Task goal ▸ Report only the number of lines that hold the word "text".
--- START Supplied material ---
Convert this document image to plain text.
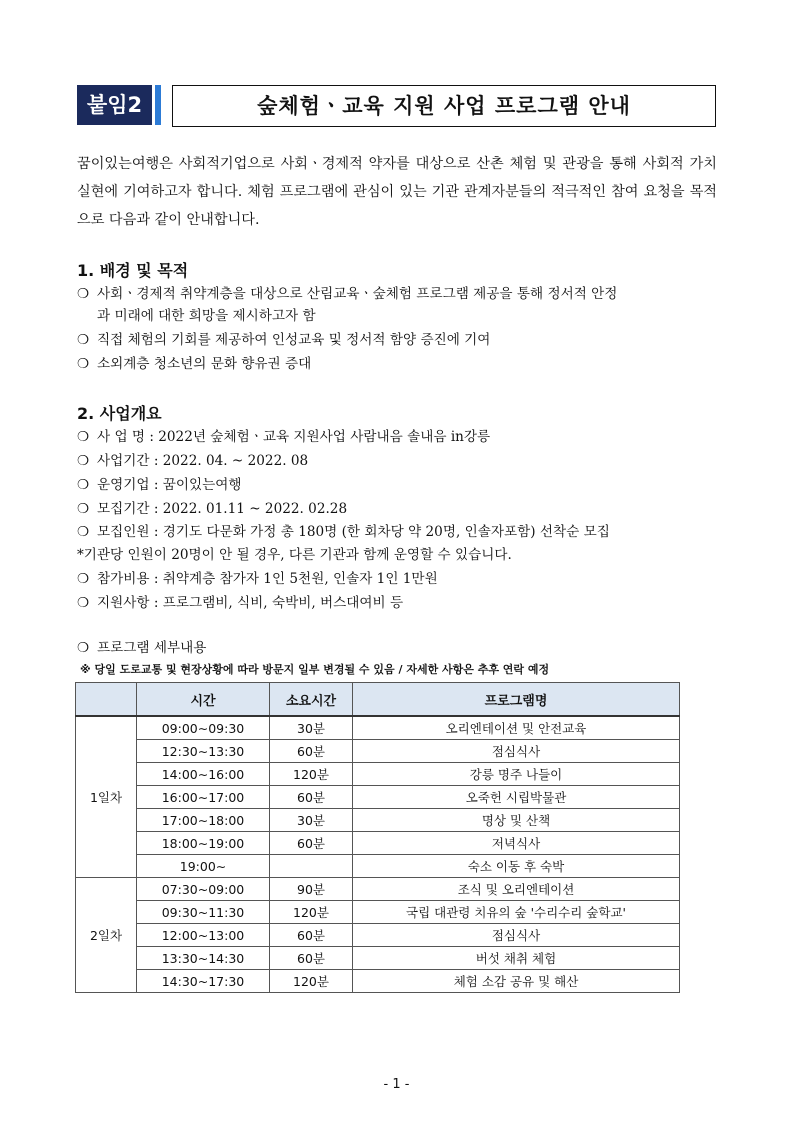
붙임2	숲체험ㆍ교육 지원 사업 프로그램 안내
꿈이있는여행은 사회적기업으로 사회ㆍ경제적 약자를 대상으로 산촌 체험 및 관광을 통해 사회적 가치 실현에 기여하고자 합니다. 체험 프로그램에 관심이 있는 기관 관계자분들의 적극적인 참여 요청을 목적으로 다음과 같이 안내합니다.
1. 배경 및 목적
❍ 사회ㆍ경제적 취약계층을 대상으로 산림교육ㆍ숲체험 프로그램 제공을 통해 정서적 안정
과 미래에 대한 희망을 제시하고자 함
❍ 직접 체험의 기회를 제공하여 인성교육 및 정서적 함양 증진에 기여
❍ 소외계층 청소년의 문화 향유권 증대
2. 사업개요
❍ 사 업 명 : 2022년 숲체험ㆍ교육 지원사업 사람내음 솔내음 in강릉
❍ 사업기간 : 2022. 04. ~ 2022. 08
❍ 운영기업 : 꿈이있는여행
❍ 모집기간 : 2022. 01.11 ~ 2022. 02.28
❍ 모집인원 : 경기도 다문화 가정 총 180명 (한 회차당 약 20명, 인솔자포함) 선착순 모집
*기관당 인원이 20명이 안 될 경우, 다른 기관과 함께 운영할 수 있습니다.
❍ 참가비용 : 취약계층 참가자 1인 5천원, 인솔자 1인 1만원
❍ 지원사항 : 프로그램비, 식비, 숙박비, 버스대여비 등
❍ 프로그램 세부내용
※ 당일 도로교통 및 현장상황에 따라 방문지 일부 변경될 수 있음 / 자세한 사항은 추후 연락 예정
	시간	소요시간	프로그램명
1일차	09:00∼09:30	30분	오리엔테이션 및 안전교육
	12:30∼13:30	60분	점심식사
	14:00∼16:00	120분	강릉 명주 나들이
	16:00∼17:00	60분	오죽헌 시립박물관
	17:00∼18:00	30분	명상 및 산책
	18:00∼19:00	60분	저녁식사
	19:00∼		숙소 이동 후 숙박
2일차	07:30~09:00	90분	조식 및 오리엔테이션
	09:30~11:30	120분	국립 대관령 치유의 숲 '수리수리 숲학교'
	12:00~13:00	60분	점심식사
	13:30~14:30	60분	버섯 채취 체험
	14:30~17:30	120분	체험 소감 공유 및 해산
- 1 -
--- END Supplied material ---
--- START Supplied material ---
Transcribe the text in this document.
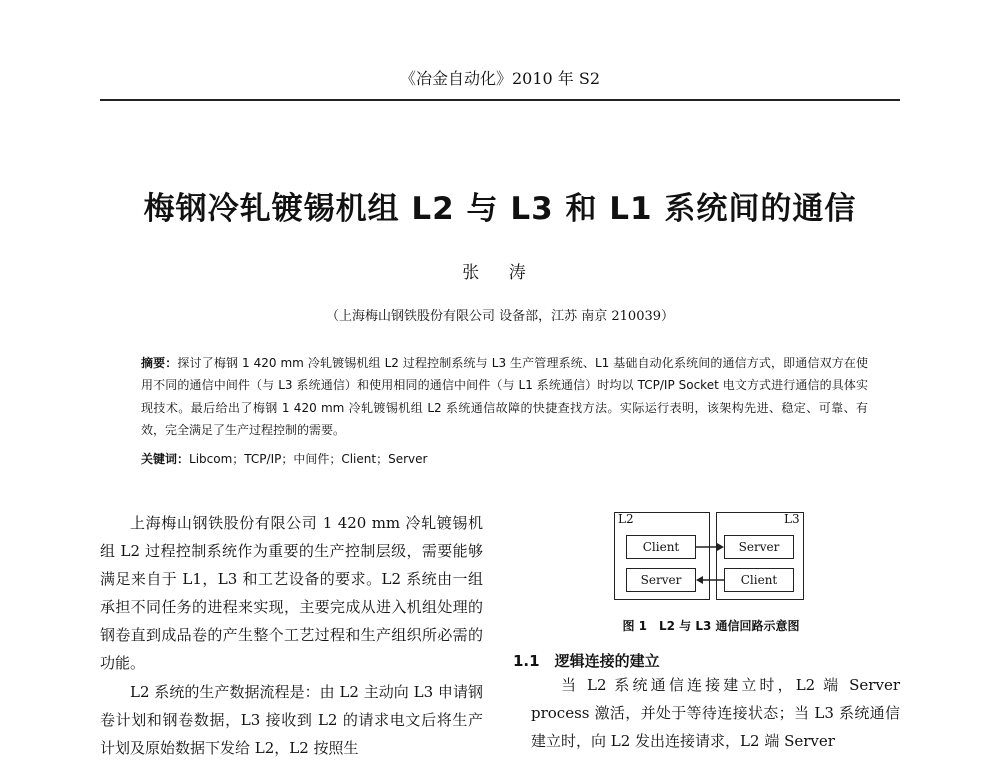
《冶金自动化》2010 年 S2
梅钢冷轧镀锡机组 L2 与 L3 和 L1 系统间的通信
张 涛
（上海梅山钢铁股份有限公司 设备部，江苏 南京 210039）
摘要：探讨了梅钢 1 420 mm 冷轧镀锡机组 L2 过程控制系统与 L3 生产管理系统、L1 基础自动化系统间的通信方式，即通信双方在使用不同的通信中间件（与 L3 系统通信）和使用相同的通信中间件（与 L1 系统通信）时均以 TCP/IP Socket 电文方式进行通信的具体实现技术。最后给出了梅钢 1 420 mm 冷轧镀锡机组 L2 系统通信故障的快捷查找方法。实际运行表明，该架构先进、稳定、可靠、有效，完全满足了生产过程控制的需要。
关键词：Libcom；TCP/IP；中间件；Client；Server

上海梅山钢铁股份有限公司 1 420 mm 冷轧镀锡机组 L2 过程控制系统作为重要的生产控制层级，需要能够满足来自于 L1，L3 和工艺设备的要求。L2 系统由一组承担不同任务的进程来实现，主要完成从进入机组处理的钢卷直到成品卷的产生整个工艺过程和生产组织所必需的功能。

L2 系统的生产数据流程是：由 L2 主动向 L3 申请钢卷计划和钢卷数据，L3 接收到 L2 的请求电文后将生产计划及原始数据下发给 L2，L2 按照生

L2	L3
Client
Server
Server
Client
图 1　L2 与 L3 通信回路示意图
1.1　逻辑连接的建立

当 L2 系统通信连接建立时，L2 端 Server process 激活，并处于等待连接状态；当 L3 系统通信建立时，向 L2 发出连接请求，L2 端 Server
--- END Supplied material ---
Response to the task ▸ 2